_EXERCISE AIM_. Transcribe the lines word for word, from the first line through the line that contains "colorbar-tick-label: 24 [802, 575, 815, 588]".

↓

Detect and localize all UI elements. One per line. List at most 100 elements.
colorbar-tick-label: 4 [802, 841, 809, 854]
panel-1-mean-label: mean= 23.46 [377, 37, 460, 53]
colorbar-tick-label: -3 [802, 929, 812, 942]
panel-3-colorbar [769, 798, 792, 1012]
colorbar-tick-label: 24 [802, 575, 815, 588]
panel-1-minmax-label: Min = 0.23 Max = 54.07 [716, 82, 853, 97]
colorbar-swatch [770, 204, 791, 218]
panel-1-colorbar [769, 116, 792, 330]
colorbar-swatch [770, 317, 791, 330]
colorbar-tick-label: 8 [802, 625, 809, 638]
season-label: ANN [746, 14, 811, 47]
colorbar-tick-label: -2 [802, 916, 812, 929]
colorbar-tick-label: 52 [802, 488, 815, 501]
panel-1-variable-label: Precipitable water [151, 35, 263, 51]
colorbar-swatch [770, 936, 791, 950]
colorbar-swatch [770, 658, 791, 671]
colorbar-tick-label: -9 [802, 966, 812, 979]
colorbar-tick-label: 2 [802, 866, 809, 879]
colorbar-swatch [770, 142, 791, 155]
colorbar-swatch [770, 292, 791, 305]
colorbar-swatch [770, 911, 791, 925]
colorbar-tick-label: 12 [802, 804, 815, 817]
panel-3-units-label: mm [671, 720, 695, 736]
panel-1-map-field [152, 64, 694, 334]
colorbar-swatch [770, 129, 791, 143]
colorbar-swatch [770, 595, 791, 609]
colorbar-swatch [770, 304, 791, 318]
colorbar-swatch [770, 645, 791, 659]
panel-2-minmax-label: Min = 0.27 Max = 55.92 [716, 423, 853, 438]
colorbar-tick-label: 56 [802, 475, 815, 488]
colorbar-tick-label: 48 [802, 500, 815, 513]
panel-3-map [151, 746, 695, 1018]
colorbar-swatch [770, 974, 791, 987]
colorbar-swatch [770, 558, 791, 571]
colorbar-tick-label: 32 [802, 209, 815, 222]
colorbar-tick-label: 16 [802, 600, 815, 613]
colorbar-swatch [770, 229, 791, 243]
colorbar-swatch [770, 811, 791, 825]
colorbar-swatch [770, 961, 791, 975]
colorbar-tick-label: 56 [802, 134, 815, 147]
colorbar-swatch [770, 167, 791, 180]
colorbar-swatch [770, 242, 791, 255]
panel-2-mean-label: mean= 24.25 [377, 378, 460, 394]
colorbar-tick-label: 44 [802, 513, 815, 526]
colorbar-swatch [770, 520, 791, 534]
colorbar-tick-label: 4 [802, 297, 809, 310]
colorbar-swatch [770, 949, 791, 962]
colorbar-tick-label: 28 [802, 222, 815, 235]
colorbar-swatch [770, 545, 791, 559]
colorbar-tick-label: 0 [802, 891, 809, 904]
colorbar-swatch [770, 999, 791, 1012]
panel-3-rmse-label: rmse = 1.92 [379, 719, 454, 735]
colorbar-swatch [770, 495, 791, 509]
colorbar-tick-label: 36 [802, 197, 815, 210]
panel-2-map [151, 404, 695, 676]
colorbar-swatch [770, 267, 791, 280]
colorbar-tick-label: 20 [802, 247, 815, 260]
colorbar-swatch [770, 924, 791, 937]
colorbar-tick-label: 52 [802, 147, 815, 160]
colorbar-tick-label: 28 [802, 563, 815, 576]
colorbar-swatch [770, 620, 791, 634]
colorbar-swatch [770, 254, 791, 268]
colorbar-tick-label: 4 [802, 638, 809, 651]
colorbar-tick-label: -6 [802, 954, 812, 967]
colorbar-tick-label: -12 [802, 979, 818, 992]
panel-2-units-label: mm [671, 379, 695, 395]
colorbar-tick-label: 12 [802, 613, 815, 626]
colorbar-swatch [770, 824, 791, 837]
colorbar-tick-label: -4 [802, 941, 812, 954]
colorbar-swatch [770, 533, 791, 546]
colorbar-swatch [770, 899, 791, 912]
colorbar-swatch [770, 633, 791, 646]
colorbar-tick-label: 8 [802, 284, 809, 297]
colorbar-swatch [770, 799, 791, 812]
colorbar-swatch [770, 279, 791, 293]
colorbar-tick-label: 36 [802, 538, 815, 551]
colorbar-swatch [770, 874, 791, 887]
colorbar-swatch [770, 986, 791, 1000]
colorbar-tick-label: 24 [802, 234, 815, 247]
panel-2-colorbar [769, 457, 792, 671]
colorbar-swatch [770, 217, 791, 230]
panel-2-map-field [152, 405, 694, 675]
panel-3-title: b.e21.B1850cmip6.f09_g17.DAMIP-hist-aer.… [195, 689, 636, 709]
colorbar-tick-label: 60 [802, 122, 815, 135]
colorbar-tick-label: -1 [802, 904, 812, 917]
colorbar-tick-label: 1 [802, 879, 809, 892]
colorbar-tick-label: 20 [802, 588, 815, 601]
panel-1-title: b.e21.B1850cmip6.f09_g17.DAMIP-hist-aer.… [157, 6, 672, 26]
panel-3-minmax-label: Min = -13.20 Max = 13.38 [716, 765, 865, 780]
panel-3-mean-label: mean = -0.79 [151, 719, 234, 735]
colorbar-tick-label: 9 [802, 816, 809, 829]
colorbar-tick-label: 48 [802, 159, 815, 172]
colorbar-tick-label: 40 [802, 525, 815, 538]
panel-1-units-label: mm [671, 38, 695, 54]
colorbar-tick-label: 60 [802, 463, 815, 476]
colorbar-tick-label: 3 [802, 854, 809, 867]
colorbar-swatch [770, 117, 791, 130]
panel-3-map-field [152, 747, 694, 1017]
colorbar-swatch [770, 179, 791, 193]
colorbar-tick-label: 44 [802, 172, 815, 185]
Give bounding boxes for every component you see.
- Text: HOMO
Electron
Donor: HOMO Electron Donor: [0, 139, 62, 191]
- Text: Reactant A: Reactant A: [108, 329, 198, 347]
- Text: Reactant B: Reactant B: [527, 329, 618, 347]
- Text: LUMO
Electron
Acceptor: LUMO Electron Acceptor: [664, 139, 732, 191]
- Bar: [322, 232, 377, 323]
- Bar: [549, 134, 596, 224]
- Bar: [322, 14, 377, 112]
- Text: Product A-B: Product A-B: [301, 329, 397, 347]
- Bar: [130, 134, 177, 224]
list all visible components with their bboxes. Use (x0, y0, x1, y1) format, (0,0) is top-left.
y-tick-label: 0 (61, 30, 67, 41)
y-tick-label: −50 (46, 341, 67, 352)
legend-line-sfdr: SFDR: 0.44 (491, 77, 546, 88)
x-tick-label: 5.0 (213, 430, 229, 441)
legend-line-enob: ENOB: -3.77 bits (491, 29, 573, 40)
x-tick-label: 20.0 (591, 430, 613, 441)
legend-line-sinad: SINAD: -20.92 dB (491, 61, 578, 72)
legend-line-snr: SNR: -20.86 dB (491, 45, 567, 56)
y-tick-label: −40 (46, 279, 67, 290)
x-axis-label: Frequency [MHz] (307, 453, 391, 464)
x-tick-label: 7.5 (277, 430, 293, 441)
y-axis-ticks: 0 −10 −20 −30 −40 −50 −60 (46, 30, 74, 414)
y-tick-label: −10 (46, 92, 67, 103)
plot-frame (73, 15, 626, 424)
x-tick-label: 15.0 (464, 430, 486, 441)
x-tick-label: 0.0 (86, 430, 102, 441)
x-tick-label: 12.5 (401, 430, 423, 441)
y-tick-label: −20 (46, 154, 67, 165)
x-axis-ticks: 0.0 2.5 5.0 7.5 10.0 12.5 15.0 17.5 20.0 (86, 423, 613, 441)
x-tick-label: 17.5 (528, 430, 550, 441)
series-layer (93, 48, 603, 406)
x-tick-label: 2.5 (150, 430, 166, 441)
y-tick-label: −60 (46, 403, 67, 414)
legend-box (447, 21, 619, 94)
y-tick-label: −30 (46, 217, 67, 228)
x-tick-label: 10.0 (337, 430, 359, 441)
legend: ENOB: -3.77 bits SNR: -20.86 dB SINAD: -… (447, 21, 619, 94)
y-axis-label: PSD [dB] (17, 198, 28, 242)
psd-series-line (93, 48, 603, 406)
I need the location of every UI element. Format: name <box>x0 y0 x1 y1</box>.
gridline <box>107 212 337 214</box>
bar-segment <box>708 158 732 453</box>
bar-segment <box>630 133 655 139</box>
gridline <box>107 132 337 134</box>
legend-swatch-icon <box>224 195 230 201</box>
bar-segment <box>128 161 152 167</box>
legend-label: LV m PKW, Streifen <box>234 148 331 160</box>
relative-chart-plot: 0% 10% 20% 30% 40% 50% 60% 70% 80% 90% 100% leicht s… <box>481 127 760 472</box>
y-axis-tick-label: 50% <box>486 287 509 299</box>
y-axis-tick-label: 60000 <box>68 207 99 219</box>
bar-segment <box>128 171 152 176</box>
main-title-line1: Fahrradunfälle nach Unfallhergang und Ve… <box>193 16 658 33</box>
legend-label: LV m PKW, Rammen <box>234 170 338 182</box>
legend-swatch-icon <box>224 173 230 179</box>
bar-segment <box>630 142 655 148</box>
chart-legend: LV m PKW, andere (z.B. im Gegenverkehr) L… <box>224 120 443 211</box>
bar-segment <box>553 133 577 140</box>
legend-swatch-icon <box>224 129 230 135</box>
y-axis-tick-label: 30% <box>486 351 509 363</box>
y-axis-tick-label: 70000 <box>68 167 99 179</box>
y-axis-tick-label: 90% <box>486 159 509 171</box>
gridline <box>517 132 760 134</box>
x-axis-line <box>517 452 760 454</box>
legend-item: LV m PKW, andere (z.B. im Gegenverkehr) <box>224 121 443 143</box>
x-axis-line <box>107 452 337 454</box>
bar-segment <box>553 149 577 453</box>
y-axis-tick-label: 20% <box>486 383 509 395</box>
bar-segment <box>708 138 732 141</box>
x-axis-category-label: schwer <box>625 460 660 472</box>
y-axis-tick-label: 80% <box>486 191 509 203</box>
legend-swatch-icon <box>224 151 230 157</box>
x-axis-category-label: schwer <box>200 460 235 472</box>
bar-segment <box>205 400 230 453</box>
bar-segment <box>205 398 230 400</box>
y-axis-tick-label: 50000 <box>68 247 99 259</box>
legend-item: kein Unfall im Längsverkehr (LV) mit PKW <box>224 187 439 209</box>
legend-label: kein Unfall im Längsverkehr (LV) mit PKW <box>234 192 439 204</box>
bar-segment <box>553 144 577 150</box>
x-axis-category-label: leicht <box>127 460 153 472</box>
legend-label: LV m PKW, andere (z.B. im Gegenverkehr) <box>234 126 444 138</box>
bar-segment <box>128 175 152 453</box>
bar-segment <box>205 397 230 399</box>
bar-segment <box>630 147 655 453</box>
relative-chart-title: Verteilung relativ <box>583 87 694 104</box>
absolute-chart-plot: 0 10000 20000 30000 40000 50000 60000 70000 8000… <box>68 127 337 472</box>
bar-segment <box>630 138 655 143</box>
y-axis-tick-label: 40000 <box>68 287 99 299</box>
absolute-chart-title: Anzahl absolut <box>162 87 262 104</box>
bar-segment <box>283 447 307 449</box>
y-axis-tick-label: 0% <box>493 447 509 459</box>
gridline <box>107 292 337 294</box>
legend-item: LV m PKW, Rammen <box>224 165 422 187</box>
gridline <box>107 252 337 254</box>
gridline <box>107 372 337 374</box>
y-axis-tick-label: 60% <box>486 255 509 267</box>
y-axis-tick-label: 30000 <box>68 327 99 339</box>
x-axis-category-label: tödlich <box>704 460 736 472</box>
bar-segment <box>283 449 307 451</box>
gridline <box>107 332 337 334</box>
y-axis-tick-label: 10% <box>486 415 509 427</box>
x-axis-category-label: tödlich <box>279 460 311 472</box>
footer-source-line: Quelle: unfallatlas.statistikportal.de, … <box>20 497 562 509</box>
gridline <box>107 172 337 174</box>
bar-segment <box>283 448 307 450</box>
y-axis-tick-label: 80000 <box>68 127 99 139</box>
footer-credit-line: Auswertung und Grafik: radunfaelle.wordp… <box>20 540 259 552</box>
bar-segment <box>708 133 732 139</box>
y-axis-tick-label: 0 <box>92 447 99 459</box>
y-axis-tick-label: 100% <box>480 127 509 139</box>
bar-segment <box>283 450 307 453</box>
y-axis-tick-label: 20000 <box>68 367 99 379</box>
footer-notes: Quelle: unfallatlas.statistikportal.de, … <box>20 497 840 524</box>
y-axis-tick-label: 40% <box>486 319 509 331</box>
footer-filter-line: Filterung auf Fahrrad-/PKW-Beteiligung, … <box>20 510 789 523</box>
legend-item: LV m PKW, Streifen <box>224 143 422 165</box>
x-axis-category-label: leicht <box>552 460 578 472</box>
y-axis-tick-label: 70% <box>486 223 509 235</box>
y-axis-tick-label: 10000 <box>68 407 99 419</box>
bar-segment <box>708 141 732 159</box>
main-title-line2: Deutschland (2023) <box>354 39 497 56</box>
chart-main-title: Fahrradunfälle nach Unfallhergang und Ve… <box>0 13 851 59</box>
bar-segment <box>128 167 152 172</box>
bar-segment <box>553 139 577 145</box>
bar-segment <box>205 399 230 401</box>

↑

_REPLY TO THE TASK_.
Detect and localize all UI elements. One per line. List at most 100 elements.
colorbar-tick-label: 4 [802, 841, 809, 854]
panel-1-mean-label: mean= 23.46 [377, 37, 460, 53]
colorbar-tick-label: -3 [802, 929, 812, 942]
panel-3-colorbar [769, 798, 792, 1012]
colorbar-tick-label: 24 [802, 575, 815, 588]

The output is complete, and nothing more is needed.